### [GIVEN INSTRUCTION]
Only the lines from the line holding "What text is on this page?" through the final line of the entries below are to be returned, exactly as they stand.

(Some records)
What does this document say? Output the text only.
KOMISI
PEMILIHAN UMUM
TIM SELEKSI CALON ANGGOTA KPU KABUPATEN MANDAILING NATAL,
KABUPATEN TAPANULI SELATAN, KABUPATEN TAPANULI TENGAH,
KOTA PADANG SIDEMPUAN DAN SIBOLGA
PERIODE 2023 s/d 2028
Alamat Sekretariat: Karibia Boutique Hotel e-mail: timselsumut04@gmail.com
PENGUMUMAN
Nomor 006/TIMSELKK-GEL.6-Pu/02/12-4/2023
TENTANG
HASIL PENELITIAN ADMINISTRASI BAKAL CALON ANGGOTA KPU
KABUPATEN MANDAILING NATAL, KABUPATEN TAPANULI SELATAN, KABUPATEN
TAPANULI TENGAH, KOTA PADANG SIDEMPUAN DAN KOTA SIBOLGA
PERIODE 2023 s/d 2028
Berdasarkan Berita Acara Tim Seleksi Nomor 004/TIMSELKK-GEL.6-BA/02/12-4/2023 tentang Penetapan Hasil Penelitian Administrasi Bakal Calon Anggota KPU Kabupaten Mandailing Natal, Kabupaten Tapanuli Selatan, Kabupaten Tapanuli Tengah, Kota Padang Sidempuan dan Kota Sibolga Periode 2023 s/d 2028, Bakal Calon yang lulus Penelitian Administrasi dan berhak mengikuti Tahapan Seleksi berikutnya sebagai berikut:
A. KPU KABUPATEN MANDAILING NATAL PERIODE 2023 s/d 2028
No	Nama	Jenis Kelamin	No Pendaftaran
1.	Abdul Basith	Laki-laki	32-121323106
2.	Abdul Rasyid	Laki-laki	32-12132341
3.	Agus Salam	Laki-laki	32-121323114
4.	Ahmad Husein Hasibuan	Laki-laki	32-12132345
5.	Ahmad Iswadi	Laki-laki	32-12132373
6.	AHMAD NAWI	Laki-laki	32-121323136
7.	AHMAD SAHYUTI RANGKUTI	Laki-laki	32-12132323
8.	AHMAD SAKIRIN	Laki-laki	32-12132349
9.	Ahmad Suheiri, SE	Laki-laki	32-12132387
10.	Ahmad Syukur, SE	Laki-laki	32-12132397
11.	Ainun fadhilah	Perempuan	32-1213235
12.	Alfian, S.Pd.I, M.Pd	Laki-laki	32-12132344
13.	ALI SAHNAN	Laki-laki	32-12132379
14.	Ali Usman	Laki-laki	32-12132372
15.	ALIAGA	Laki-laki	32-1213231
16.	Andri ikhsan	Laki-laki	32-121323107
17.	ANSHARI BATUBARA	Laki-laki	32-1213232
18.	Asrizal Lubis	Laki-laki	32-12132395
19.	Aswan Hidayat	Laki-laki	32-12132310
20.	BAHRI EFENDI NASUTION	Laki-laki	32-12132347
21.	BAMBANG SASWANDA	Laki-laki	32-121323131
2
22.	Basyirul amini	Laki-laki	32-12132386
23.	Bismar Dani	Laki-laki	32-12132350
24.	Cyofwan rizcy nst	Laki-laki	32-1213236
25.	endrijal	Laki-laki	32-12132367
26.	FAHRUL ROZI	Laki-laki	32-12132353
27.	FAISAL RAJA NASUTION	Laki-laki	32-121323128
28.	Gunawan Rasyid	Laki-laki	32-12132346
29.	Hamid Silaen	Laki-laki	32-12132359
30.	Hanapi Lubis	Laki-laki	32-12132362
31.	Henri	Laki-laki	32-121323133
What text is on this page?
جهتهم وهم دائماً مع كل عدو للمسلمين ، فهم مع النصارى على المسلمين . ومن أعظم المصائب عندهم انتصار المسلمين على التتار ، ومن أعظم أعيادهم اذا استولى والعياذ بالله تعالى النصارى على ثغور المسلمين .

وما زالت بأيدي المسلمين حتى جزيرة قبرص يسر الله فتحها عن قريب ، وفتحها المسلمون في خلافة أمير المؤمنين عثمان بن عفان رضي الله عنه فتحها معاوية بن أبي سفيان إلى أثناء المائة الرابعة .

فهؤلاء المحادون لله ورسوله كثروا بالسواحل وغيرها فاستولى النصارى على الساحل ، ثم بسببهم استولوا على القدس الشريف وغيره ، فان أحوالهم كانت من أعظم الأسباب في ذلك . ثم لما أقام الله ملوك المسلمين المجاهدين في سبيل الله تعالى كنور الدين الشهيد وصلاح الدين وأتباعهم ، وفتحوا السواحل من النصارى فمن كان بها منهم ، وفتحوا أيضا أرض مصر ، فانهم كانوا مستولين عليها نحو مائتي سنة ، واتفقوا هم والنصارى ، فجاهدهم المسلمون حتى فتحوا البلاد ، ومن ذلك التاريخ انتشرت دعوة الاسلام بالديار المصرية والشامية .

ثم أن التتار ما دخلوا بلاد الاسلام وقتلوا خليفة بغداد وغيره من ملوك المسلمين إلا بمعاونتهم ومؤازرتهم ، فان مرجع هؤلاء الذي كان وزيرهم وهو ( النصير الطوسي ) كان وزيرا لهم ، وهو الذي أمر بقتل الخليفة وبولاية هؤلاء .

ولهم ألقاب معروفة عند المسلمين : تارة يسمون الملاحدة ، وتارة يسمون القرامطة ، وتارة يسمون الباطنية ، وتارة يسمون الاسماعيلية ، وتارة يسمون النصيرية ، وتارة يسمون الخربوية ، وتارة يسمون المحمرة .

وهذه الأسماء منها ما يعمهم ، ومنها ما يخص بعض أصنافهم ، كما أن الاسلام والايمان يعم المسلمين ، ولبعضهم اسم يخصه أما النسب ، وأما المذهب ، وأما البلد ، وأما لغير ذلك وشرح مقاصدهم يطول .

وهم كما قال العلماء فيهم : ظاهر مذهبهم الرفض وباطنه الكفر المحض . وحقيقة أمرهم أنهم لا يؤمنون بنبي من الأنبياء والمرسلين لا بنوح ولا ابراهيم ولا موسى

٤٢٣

### [OUTPUT FOR THIS TASK]
What text is on this page?
جهتهم وهم دائماً مع كل عدو للمسلمين ، فهم مع النصارى على المسلمين . ومن أعظم المصائب عندهم انتصار المسلمين على التتار ، ومن أعظم أعيادهم اذا استولى والعياذ بالله تعالى النصارى على ثغور المسلمين .

وما زالت بأيدي المسلمين حتى جزيرة قبرص يسر الله فتحها عن قريب ، وفتحها المسلمون في خلافة أمير المؤمنين عثمان بن عفان رضي الله عنه فتحها معاوية بن أبي سفيان إلى أثناء المائة الرابعة .

فهؤلاء المحادون لله ورسوله كثروا بالسواحل وغيرها فاستولى النصارى على الساحل ، ثم بسببهم استولوا على القدس الشريف وغيره ، فان أحوالهم كانت من أعظم الأسباب في ذلك . ثم لما أقام الله ملوك المسلمين المجاهدين في سبيل الله تعالى كنور الدين الشهيد وصلاح الدين وأتباعهم ، وفتحوا السواحل من النصارى فمن كان بها منهم ، وفتحوا أيضا أرض مصر ، فانهم كانوا مستولين عليها نحو مائتي سنة ، واتفقوا هم والنصارى ، فجاهدهم المسلمون حتى فتحوا البلاد ، ومن ذلك التاريخ انتشرت دعوة الاسلام بالديار المصرية والشامية .

ثم أن التتار ما دخلوا بلاد الاسلام وقتلوا خليفة بغداد وغيره من ملوك المسلمين إلا بمعاونتهم ومؤازرتهم ، فان مرجع هؤلاء الذي كان وزيرهم وهو ( النصير الطوسي ) كان وزيرا لهم ، وهو الذي أمر بقتل الخليفة وبولاية هؤلاء .

ولهم ألقاب معروفة عند المسلمين : تارة يسمون الملاحدة ، وتارة يسمون القرامطة ، وتارة يسمون الباطنية ، وتارة يسمون الاسماعيلية ، وتارة يسمون النصيرية ، وتارة يسمون الخربوية ، وتارة يسمون المحمرة .

وهذه الأسماء منها ما يعمهم ، ومنها ما يخص بعض أصنافهم ، كما أن الاسلام والايمان يعم المسلمين ، ولبعضهم اسم يخصه أما النسب ، وأما المذهب ، وأما البلد ، وأما لغير ذلك وشرح مقاصدهم يطول .

وهم كما قال العلماء فيهم : ظاهر مذهبهم الرفض وباطنه الكفر المحض . وحقيقة أمرهم أنهم لا يؤمنون بنبي من الأنبياء والمرسلين لا بنوح ولا ابراهيم ولا موسى

٤٢٣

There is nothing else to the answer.